===== Task inputs

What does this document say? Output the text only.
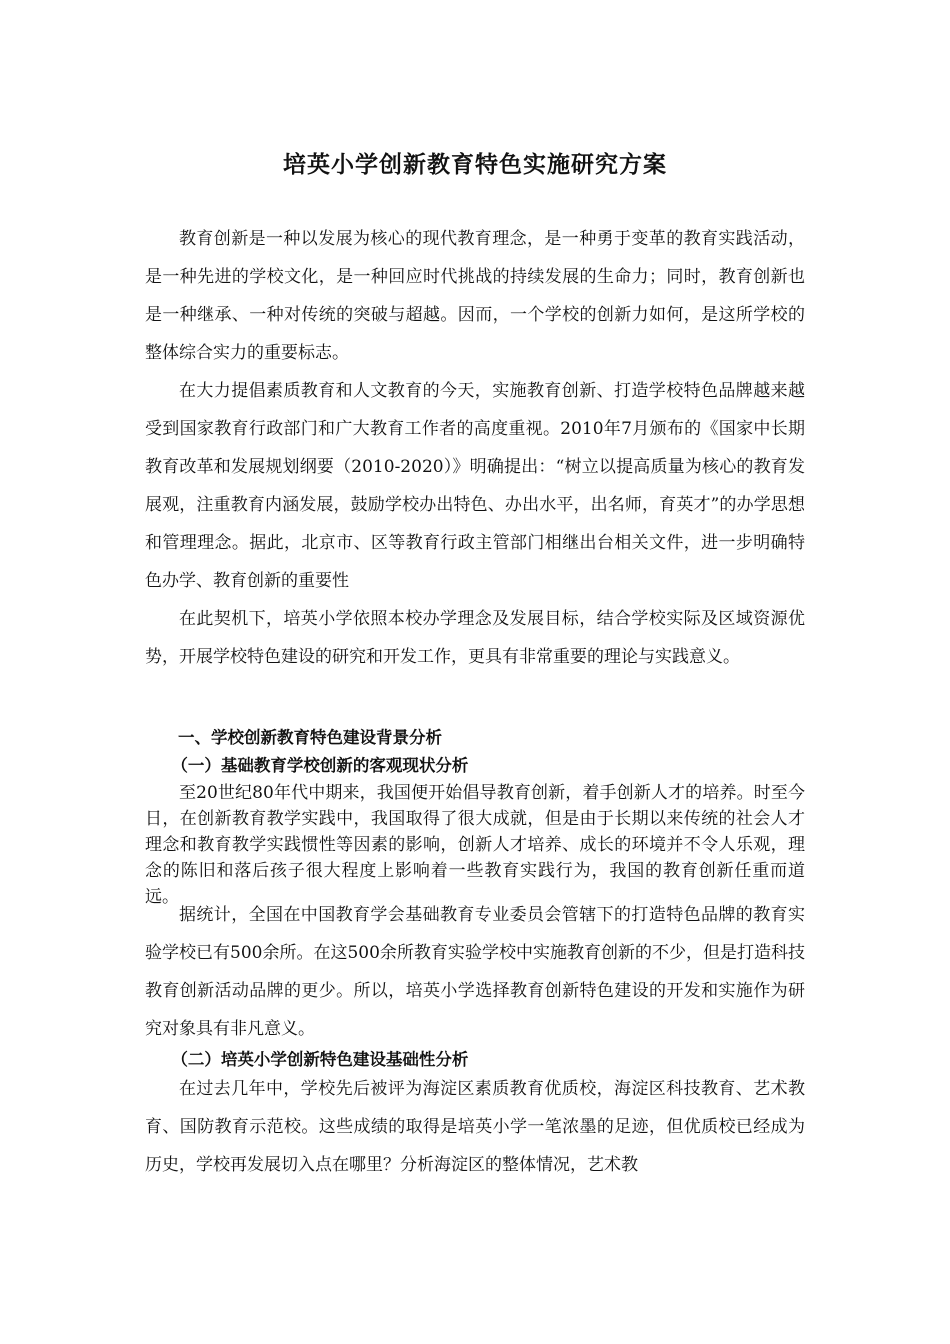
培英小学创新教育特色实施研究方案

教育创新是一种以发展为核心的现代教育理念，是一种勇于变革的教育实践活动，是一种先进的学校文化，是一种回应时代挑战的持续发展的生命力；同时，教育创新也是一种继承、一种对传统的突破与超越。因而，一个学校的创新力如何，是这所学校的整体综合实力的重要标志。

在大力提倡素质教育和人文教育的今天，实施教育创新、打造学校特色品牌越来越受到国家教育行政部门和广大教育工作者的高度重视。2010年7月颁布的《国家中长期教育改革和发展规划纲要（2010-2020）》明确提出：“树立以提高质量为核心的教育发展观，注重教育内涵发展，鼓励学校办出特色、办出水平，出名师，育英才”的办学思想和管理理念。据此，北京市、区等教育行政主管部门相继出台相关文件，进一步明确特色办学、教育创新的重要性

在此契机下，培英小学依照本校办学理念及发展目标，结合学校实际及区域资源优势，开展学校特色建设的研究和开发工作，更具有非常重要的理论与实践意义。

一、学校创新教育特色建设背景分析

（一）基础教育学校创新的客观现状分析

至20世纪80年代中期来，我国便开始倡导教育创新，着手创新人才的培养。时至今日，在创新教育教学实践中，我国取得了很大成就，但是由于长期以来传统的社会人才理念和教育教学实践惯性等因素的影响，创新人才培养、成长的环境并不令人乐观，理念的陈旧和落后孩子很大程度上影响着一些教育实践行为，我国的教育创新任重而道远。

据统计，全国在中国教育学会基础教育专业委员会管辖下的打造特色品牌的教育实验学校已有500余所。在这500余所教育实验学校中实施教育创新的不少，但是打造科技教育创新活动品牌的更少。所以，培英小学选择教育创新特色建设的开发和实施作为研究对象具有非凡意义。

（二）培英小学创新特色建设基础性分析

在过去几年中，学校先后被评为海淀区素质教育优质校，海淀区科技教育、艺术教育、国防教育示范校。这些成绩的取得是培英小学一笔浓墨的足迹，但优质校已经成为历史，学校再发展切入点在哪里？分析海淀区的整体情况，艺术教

==========
===== Task inputs

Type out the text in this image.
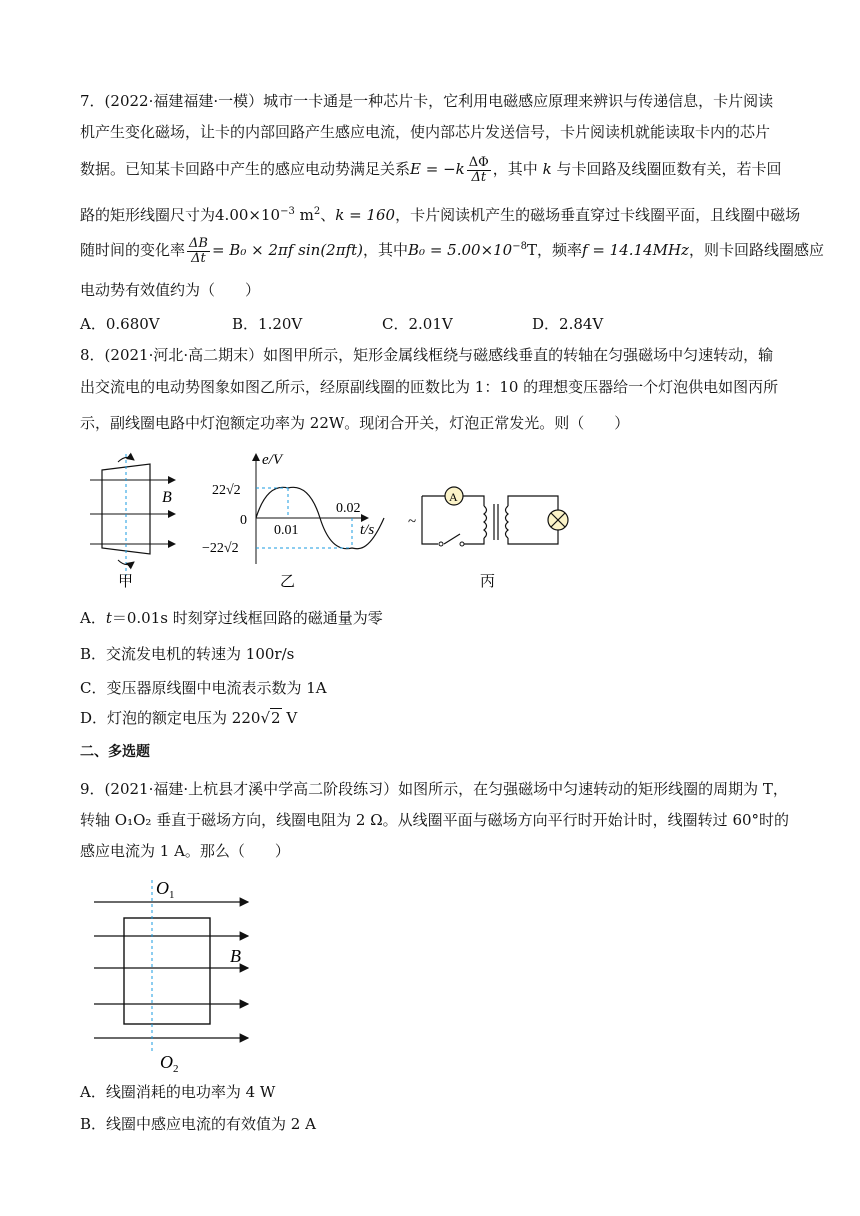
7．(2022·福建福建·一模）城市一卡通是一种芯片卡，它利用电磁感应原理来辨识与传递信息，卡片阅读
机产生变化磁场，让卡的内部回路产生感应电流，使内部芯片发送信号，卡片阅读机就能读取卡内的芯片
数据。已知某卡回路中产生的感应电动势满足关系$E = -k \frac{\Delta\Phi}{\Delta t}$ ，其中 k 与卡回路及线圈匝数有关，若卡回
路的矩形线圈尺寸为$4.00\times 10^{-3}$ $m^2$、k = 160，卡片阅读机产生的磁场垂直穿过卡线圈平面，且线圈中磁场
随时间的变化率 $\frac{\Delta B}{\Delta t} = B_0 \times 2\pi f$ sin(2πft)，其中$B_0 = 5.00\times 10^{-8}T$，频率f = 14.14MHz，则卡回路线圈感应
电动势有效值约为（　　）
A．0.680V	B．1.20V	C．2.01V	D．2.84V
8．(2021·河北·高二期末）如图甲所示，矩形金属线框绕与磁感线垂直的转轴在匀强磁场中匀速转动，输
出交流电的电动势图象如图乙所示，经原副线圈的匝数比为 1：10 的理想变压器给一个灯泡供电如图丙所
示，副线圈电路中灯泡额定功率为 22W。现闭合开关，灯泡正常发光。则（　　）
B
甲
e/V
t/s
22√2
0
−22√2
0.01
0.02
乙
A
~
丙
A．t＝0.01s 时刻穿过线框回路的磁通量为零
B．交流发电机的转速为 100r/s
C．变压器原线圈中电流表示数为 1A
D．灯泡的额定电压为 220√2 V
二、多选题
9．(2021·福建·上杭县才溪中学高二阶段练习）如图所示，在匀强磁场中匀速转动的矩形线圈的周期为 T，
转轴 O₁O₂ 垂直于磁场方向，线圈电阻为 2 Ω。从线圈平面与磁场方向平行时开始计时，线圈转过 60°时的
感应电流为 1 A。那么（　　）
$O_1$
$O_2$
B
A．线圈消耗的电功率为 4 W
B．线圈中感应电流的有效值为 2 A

==========
===== Task inputs

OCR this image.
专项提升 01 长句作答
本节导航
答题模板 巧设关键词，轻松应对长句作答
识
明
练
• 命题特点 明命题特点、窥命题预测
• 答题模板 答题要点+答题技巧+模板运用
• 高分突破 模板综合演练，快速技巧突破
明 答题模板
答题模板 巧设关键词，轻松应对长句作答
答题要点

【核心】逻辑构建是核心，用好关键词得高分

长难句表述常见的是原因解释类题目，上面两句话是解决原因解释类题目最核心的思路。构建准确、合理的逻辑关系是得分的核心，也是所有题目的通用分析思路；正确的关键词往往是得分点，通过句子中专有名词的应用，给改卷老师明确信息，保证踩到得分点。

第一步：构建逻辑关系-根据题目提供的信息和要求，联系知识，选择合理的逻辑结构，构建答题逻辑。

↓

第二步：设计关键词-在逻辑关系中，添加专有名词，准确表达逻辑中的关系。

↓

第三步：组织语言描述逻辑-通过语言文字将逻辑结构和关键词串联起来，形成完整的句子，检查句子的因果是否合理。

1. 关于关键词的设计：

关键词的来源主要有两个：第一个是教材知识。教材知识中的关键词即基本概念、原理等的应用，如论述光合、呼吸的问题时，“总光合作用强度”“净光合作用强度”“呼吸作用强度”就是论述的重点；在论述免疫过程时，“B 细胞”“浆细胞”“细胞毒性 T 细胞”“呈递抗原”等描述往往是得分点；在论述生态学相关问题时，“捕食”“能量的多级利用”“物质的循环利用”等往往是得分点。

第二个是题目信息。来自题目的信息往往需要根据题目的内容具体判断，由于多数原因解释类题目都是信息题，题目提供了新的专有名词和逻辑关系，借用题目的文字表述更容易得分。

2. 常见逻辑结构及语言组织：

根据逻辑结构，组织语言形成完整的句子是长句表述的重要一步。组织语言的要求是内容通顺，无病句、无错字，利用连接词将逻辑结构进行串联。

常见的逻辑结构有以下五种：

==========

Task statement:
Select all lines in the listing that include the word "this".

Task output:
What does this document say? Output the text only.
Type out the text in this image.
OCR this image.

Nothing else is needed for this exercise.